## [Short problem]
Copy each entry as it stands, leaving nothing out.

○ ○ ○

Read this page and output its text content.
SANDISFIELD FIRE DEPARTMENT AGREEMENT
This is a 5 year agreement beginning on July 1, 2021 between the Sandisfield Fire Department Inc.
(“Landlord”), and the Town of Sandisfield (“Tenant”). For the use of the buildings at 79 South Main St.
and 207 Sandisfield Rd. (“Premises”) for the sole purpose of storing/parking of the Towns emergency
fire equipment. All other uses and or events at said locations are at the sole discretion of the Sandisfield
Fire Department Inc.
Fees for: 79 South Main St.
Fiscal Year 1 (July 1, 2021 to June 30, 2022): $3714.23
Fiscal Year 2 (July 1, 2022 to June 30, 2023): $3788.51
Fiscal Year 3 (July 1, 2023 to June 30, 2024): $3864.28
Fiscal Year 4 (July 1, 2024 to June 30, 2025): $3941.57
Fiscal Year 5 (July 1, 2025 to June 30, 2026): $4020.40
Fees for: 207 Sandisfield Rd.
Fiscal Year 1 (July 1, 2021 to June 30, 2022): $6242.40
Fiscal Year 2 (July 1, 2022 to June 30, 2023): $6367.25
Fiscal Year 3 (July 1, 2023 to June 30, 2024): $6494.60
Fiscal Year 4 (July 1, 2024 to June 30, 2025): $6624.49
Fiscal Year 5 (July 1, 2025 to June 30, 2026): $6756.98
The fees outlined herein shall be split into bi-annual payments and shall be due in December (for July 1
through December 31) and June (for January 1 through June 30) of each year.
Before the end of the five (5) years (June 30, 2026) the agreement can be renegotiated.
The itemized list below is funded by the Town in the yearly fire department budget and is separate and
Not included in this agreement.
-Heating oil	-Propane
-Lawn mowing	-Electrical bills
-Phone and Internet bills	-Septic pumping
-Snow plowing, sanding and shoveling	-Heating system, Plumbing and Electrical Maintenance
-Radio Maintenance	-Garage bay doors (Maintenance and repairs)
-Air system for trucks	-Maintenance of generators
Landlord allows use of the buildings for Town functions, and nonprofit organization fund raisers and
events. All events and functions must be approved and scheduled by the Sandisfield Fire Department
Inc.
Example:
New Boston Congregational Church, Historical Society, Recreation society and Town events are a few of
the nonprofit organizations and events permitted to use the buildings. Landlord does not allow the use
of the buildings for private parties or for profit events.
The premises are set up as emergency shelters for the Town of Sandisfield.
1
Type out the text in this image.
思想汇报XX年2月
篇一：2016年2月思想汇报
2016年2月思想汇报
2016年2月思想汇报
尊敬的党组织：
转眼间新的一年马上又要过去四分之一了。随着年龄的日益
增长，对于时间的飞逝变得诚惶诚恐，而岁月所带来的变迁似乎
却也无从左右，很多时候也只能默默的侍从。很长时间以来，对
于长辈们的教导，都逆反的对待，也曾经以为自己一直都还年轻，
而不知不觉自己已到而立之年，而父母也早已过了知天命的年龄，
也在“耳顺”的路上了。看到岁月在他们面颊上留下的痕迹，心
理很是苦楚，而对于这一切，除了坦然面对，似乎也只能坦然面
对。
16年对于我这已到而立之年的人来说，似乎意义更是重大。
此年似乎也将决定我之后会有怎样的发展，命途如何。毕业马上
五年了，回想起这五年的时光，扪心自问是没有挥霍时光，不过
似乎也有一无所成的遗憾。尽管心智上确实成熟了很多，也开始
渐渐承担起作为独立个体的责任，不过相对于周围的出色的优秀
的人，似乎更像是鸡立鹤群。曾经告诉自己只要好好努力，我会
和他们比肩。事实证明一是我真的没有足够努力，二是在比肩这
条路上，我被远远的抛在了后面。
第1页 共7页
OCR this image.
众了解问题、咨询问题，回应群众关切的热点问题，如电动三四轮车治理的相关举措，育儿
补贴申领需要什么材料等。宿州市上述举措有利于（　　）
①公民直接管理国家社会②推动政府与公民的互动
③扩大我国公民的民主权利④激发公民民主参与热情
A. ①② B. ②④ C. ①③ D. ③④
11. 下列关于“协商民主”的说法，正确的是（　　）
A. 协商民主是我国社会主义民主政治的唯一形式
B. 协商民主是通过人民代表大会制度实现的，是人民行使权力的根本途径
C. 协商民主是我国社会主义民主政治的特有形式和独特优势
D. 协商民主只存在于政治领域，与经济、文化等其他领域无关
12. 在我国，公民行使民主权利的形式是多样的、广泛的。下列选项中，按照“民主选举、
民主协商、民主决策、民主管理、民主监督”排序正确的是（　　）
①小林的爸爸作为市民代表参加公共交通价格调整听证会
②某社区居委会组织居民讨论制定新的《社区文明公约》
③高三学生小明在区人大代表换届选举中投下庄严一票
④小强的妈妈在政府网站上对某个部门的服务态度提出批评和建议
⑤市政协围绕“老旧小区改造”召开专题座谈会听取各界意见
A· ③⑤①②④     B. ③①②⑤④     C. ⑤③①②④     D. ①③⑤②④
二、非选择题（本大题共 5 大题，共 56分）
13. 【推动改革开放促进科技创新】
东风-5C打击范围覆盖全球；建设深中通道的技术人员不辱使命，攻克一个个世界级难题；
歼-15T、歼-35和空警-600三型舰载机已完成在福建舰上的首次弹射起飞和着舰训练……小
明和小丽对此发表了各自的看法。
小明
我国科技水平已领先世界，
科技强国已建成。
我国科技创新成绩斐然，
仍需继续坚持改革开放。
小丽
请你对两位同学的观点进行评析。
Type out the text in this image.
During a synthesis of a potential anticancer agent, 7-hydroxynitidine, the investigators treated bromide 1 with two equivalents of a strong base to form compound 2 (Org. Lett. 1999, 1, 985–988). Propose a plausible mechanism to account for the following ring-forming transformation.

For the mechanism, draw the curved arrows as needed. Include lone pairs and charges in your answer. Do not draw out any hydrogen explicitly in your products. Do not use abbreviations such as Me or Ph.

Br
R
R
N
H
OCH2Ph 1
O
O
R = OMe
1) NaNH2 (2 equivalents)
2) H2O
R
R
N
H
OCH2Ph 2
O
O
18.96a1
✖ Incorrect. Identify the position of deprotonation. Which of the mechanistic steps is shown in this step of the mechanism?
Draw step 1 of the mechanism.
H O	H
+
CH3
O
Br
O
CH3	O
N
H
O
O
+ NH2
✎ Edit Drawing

○ ○ ○

## [Correct result]
Read this page and output its text content.
SANDISFIELD FIRE DEPARTMENT AGREEMENT
This is a 5 year agreement beginning on July 1, 2021 between the Sandisfield Fire Department Inc.
(“Landlord”), and the Town of Sandisfield (“Tenant”). For the use of the buildings at 79 South Main St.
and 207 Sandisfield Rd. (“Premises”) for the sole purpose of storing/parking of the Towns emergency
fire equipment. All other uses and or events at said locations are at the sole discretion of the Sandisfield
Fire Department Inc.
Fees for: 79 South Main St.
Fiscal Year 1 (July 1, 2021 to June 30, 2022): $3714.23
Fiscal Year 2 (July 1, 2022 to June 30, 2023): $3788.51
Fiscal Year 3 (July 1, 2023 to June 30, 2024): $3864.28
Fiscal Year 4 (July 1, 2024 to June 30, 2025): $3941.57
Fiscal Year 5 (July 1, 2025 to June 30, 2026): $4020.40
Fees for: 207 Sandisfield Rd.
Fiscal Year 1 (July 1, 2021 to June 30, 2022): $6242.40
Fiscal Year 2 (July 1, 2022 to June 30, 2023): $6367.25
Fiscal Year 3 (July 1, 2023 to June 30, 2024): $6494.60
Fiscal Year 4 (July 1, 2024 to June 30, 2025): $6624.49
Fiscal Year 5 (July 1, 2025 to June 30, 2026): $6756.98
The fees outlined herein shall be split into bi-annual payments and shall be due in December (for July 1
through December 31) and June (for January 1 through June 30) of each year.
Before the end of the five (5) years (June 30, 2026) the agreement can be renegotiated.
The itemized list below is funded by the Town in the yearly fire department budget and is separate and
Not included in this agreement.
-Heating oil	-Propane
-Lawn mowing	-Electrical bills
-Phone and Internet bills	-Septic pumping
-Snow plowing, sanding and shoveling	-Heating system, Plumbing and Electrical Maintenance
-Radio Maintenance	-Garage bay doors (Maintenance and repairs)
-Air system for trucks	-Maintenance of generators
Landlord allows use of the buildings for Town functions, and nonprofit organization fund raisers and
events. All events and functions must be approved and scheduled by the Sandisfield Fire Department
Inc.
Example:
New Boston Congregational Church, Historical Society, Recreation society and Town events are a few of
the nonprofit organizations and events permitted to use the buildings. Landlord does not allow the use
of the buildings for private parties or for profit events.
The premises are set up as emergency shelters for the Town of Sandisfield.
1
Type out the text in this image.
思想汇报XX年2月
篇一：2016年2月思想汇报
2016年2月思想汇报
2016年2月思想汇报
尊敬的党组织：
转眼间新的一年马上又要过去四分之一了。随着年龄的日益
增长，对于时间的飞逝变得诚惶诚恐，而岁月所带来的变迁似乎
却也无从左右，很多时候也只能默默的侍从。很长时间以来，对
于长辈们的教导，都逆反的对待，也曾经以为自己一直都还年轻，
而不知不觉自己已到而立之年，而父母也早已过了知天命的年龄，
也在“耳顺”的路上了。看到岁月在他们面颊上留下的痕迹，心
理很是苦楚，而对于这一切，除了坦然面对，似乎也只能坦然面
对。
16年对于我这已到而立之年的人来说，似乎意义更是重大。
此年似乎也将决定我之后会有怎样的发展，命途如何。毕业马上
五年了，回想起这五年的时光，扪心自问是没有挥霍时光，不过
似乎也有一无所成的遗憾。尽管心智上确实成熟了很多，也开始
渐渐承担起作为独立个体的责任，不过相对于周围的出色的优秀
的人，似乎更像是鸡立鹤群。曾经告诉自己只要好好努力，我会
和他们比肩。事实证明一是我真的没有足够努力，二是在比肩这
条路上，我被远远的抛在了后面。
第1页 共7页
OCR this image.
众了解问题、咨询问题，回应群众关切的热点问题，如电动三四轮车治理的相关举措，育儿
补贴申领需要什么材料等。宿州市上述举措有利于（　　）
①公民直接管理国家社会②推动政府与公民的互动
③扩大我国公民的民主权利④激发公民民主参与热情
A. ①② B. ②④ C. ①③ D. ③④
11. 下列关于“协商民主”的说法，正确的是（　　）
A. 协商民主是我国社会主义民主政治的唯一形式
B. 协商民主是通过人民代表大会制度实现的，是人民行使权力的根本途径
C. 协商民主是我国社会主义民主政治的特有形式和独特优势
D. 协商民主只存在于政治领域，与经济、文化等其他领域无关
12. 在我国，公民行使民主权利的形式是多样的、广泛的。下列选项中，按照“民主选举、
民主协商、民主决策、民主管理、民主监督”排序正确的是（　　）
①小林的爸爸作为市民代表参加公共交通价格调整听证会
②某社区居委会组织居民讨论制定新的《社区文明公约》
③高三学生小明在区人大代表换届选举中投下庄严一票
④小强的妈妈在政府网站上对某个部门的服务态度提出批评和建议
⑤市政协围绕“老旧小区改造”召开专题座谈会听取各界意见
A· ③⑤①②④     B. ③①②⑤④     C. ⑤③①②④     D. ①③⑤②④
二、非选择题（本大题共 5 大题，共 56分）
13. 【推动改革开放促进科技创新】
东风-5C打击范围覆盖全球；建设深中通道的技术人员不辱使命，攻克一个个世界级难题；
歼-15T、歼-35和空警-600三型舰载机已完成在福建舰上的首次弹射起飞和着舰训练……小
明和小丽对此发表了各自的看法。
小明
我国科技水平已领先世界，
科技强国已建成。
我国科技创新成绩斐然，
仍需继续坚持改革开放。
小丽
请你对两位同学的观点进行评析。
Type out the text in this image.
During a synthesis of a potential anticancer agent, 7-hydroxynitidine, the investigators treated bromide 1 with two equivalents of a strong base to form compound 2 (Org. Lett. 1999, 1, 985–988). Propose a plausible mechanism to account for the following ring-forming transformation.

For the mechanism, draw the curved arrows as needed. Include lone pairs and charges in your answer. Do not draw out any hydrogen explicitly in your products. Do not use abbreviations such as Me or Ph.

Br
R
R
N
H
OCH2Ph 1
O
O
R = OMe
1) NaNH2 (2 equivalents)
2) H2O
R
R
N
H
OCH2Ph 2
O
O
18.96a1
✖ Incorrect. Identify the position of deprotonation. Which of the mechanistic steps is shown in this step of the mechanism?
Draw step 1 of the mechanism.
H O	H
+
CH3
O
Br
O
CH3	O
N
H
O
O
+ NH2
✎ Edit Drawing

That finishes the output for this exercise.